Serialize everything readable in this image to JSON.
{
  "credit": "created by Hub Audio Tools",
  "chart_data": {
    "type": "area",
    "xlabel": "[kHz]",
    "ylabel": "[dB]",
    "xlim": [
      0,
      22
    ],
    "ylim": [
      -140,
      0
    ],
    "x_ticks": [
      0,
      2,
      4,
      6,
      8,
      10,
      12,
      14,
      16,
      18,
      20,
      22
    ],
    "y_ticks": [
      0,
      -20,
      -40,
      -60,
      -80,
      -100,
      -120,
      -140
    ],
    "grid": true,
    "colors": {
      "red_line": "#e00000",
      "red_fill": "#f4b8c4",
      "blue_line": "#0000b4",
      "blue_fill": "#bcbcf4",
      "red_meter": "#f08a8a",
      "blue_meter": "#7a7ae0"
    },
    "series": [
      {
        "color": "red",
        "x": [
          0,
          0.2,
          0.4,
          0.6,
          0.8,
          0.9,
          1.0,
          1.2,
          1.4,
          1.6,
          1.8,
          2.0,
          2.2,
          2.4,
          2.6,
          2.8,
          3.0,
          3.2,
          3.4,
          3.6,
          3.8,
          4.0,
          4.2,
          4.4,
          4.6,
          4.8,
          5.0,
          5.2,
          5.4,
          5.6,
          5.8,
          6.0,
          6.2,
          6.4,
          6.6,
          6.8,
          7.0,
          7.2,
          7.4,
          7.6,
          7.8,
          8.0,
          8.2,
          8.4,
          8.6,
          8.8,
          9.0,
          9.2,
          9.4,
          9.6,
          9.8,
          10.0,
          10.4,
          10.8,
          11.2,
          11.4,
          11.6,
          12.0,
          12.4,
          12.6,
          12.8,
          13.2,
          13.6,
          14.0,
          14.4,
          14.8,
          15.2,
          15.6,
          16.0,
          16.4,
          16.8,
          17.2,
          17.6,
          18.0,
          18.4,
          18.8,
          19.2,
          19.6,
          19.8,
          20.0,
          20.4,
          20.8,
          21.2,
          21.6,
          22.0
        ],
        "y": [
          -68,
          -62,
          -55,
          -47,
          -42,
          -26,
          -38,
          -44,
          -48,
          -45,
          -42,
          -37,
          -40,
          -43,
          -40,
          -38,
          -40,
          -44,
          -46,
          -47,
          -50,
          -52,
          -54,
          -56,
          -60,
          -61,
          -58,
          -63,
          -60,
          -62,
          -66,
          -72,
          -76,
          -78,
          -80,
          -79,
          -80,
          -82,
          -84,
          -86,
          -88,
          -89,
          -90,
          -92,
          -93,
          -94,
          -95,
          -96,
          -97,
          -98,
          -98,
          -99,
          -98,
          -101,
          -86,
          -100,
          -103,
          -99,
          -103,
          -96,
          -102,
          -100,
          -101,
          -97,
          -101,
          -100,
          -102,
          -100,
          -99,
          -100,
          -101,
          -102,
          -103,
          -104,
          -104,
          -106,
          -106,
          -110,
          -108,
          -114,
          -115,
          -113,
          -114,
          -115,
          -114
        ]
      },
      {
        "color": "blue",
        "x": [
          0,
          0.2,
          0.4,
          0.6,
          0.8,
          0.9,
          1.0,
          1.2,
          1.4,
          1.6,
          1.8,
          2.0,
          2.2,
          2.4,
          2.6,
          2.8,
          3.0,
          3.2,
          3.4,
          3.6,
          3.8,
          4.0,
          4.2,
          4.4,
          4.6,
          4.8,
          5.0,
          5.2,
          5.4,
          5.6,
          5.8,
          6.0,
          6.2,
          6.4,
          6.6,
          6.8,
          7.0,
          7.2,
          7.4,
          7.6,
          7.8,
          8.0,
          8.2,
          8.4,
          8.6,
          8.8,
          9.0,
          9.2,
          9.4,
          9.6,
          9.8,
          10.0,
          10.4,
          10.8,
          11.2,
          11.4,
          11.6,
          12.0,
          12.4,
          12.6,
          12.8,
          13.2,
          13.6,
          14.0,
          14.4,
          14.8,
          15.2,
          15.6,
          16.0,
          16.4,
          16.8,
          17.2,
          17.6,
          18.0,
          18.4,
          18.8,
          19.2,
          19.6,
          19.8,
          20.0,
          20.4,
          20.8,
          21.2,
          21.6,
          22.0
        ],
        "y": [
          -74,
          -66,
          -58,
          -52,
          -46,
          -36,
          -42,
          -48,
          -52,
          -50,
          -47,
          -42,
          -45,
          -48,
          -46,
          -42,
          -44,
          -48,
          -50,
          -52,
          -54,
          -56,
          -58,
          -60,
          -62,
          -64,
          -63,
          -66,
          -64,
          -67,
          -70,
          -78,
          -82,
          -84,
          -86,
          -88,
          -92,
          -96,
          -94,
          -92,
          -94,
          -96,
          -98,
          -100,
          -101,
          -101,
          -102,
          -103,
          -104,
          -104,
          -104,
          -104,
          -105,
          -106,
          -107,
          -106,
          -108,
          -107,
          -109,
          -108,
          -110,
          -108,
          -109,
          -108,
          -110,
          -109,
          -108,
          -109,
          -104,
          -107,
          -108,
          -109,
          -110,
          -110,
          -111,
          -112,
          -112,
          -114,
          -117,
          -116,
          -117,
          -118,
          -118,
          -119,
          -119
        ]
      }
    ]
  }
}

• _Goal of the exercise_: Copy the records above exactly as they appear.

• _Correct output_:
Serialize everything readable in this image to JSON.
{
  "credit": "created by Hub Audio Tools",
  "chart_data": {
    "type": "area",
    "xlabel": "[kHz]",
    "ylabel": "[dB]",
    "xlim": [
      0,
      22
    ],
    "ylim": [
      -140,
      0
    ],
    "x_ticks": [
      0,
      2,
      4,
      6,
      8,
      10,
      12,
      14,
      16,
      18,
      20,
      22
    ],
    "y_ticks": [
      0,
      -20,
      -40,
      -60,
      -80,
      -100,
      -120,
      -140
    ],
    "grid": true,
    "colors": {
      "red_line": "#e00000",
      "red_fill": "#f4b8c4",
      "blue_line": "#0000b4",
      "blue_fill": "#bcbcf4",
      "red_meter": "#f08a8a",
      "blue_meter": "#7a7ae0"
    },
    "series": [
      {
        "color": "red",
        "x": [
          0,
          0.2,
          0.4,
          0.6,
          0.8,
          0.9,
          1.0,
          1.2,
          1.4,
          1.6,
          1.8,
          2.0,
          2.2,
          2.4,
          2.6,
          2.8,
          3.0,
          3.2,
          3.4,
          3.6,
          3.8,
          4.0,
          4.2,
          4.4,
          4.6,
          4.8,
          5.0,
          5.2,
          5.4,
          5.6,
          5.8,
          6.0,
          6.2,
          6.4,
          6.6,
          6.8,
          7.0,
          7.2,
          7.4,
          7.6,
          7.8,
          8.0,
          8.2,
          8.4,
          8.6,
          8.8,
          9.0,
          9.2,
          9.4,
          9.6,
          9.8,
          10.0,
          10.4,
          10.8,
          11.2,
          11.4,
          11.6,
          12.0,
          12.4,
          12.6,
          12.8,
          13.2,
          13.6,
          14.0,
          14.4,
          14.8,
          15.2,
          15.6,
          16.0,
          16.4,
          16.8,
          17.2,
          17.6,
          18.0,
          18.4,
          18.8,
          19.2,
          19.6,
          19.8,
          20.0,
          20.4,
          20.8,
          21.2,
          21.6,
          22.0
        ],
        "y": [
          -68,
          -62,
          -55,
          -47,
          -42,
          -26,
          -38,
          -44,
          -48,
          -45,
          -42,
          -37,
          -40,
          -43,
          -40,
          -38,
          -40,
          -44,
          -46,
          -47,
          -50,
          -52,
          -54,
          -56,
          -60,
          -61,
          -58,
          -63,
          -60,
          -62,
          -66,
          -72,
          -76,
          -78,
          -80,
          -79,
          -80,
          -82,
          -84,
          -86,
          -88,
          -89,
          -90,
          -92,
          -93,
          -94,
          -95,
          -96,
          -97,
          -98,
          -98,
          -99,
          -98,
          -101,
          -86,
          -100,
          -103,
          -99,
          -103,
          -96,
          -102,
          -100,
          -101,
          -97,
          -101,
          -100,
          -102,
          -100,
          -99,
          -100,
          -101,
          -102,
          -103,
          -104,
          -104,
          -106,
          -106,
          -110,
          -108,
          -114,
          -115,
          -113,
          -114,
          -115,
          -114
        ]
      },
      {
        "color": "blue",
        "x": [
          0,
          0.2,
          0.4,
          0.6,
          0.8,
          0.9,
          1.0,
          1.2,
          1.4,
          1.6,
          1.8,
          2.0,
          2.2,
          2.4,
          2.6,
          2.8,
          3.0,
          3.2,
          3.4,
          3.6,
          3.8,
          4.0,
          4.2,
          4.4,
          4.6,
          4.8,
          5.0,
          5.2,
          5.4,
          5.6,
          5.8,
          6.0,
          6.2,
          6.4,
          6.6,
          6.8,
          7.0,
          7.2,
          7.4,
          7.6,
          7.8,
          8.0,
          8.2,
          8.4,
          8.6,
          8.8,
          9.0,
          9.2,
          9.4,
          9.6,
          9.8,
          10.0,
          10.4,
          10.8,
          11.2,
          11.4,
          11.6,
          12.0,
          12.4,
          12.6,
          12.8,
          13.2,
          13.6,
          14.0,
          14.4,
          14.8,
          15.2,
          15.6,
          16.0,
          16.4,
          16.8,
          17.2,
          17.6,
          18.0,
          18.4,
          18.8,
          19.2,
          19.6,
          19.8,
          20.0,
          20.4,
          20.8,
          21.2,
          21.6,
          22.0
        ],
        "y": [
          -74,
          -66,
          -58,
          -52,
          -46,
          -36,
          -42,
          -48,
          -52,
          -50,
          -47,
          -42,
          -45,
          -48,
          -46,
          -42,
          -44,
          -48,
          -50,
          -52,
          -54,
          -56,
          -58,
          -60,
          -62,
          -64,
          -63,
          -66,
          -64,
          -67,
          -70,
          -78,
          -82,
          -84,
          -86,
          -88,
          -92,
          -96,
          -94,
          -92,
          -94,
          -96,
          -98,
          -100,
          -101,
          -101,
          -102,
          -103,
          -104,
          -104,
          -104,
          -104,
          -105,
          -106,
          -107,
          -106,
          -108,
          -107,
          -109,
          -108,
          -110,
          -108,
          -109,
          -108,
          -110,
          -109,
          -108,
          -109,
          -104,
          -107,
          -108,
          -109,
          -110,
          -110,
          -111,
          -112,
          -112,
          -114,
          -117,
          -116,
          -117,
          -118,
          -118,
          -119,
          -119
        ]
      }
    ]
  }
}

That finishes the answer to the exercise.